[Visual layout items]

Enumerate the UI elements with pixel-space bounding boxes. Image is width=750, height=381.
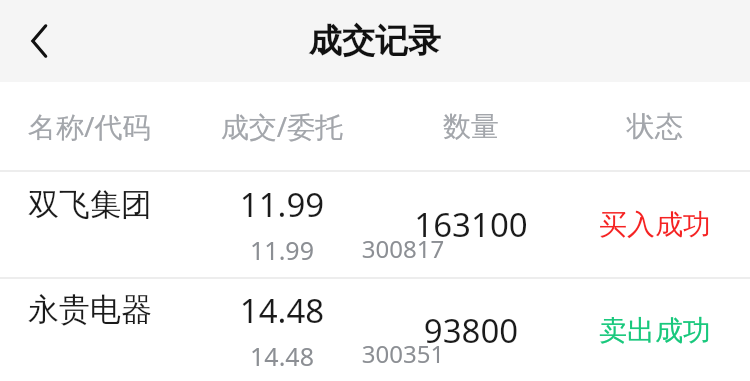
staticText: 11.99 [192, 182, 372, 227]
staticText: 数量 [381, 109, 561, 144]
staticText: 163100 [381, 202, 561, 247]
staticText: 14.48 [192, 339, 372, 373]
staticText: 300817 [28, 232, 750, 265]
staticText: 状态 [565, 109, 745, 144]
staticText: 名称/代码 [28, 107, 151, 145]
staticText: 300351 [28, 337, 750, 370]
staticText: 成交/委托 [192, 107, 372, 145]
staticText: 14.48 [192, 288, 372, 333]
button[interactable]: 双飞集团 [0, 172, 750, 277]
staticText: 93800 [381, 308, 561, 353]
button[interactable]: Back [12, 14, 66, 68]
staticText: 永贵电器 [28, 290, 152, 329]
staticText: 卖出成功 [565, 313, 745, 348]
button[interactable]: 永贵电器 [0, 279, 750, 381]
staticText: 成交记录 [309, 20, 441, 62]
staticText: 买入成功 [565, 207, 745, 242]
staticText: 11.99 [192, 233, 372, 267]
staticText: 双飞集团 [28, 185, 152, 224]
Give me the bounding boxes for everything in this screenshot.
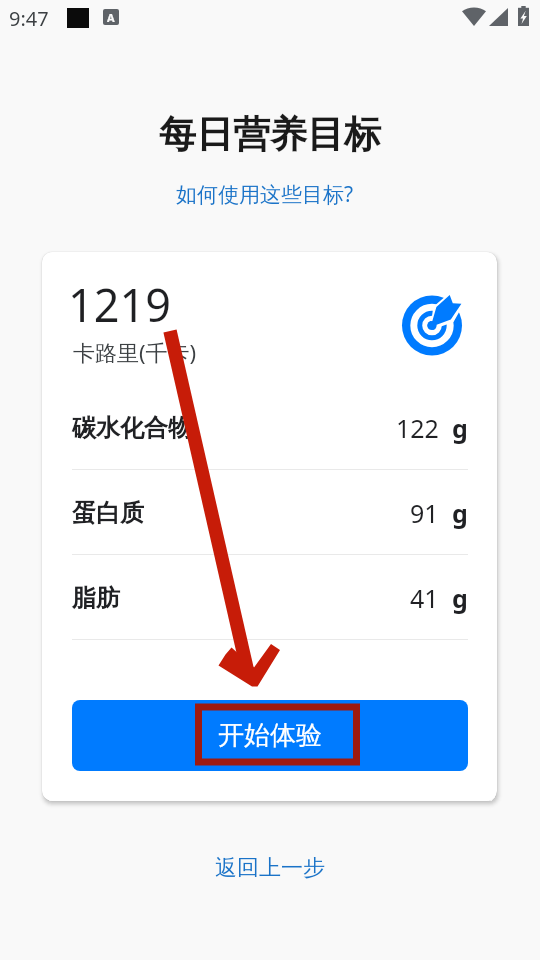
staticText: g [452, 581, 468, 615]
staticText: 每日营养目标 [159, 111, 381, 158]
other: Battery charging [518, 6, 529, 26]
button[interactable]: 如何使用这些目标? [166, 176, 364, 213]
staticText: 122 [396, 411, 439, 445]
staticText: 碳水化合物 [72, 413, 192, 443]
staticText: 如何使用这些目标? [176, 180, 354, 209]
button[interactable]: 开始体验 [72, 700, 468, 771]
other: Wi-Fi signal [462, 8, 486, 26]
staticText: g [452, 411, 468, 445]
staticText: 91 [410, 496, 439, 530]
other: Daily nutrition target [402, 294, 464, 356]
staticText: 卡路里(千卡) [73, 337, 197, 367]
staticText: 41 [410, 581, 439, 615]
other: Mobile signal [489, 8, 508, 26]
button[interactable]: 返回上一步 [203, 848, 337, 888]
staticText: 9:47 [9, 5, 49, 32]
staticText: 1219 [68, 274, 171, 335]
staticText: 返回上一步 [215, 854, 325, 882]
staticText: 蛋白质 [72, 498, 144, 528]
staticText: 脂肪 [72, 583, 120, 613]
staticText: g [452, 496, 468, 530]
staticText: 开始体验 [218, 719, 322, 752]
staticText: A [107, 10, 115, 25]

JOB: Pull out every line of the items above that contains the string "开始体验", matching case exactly.

EXPECTED OUTPUT:
button[interactable]: 开始体验 [72, 700, 468, 771]
staticText: 开始体验 [218, 719, 322, 752]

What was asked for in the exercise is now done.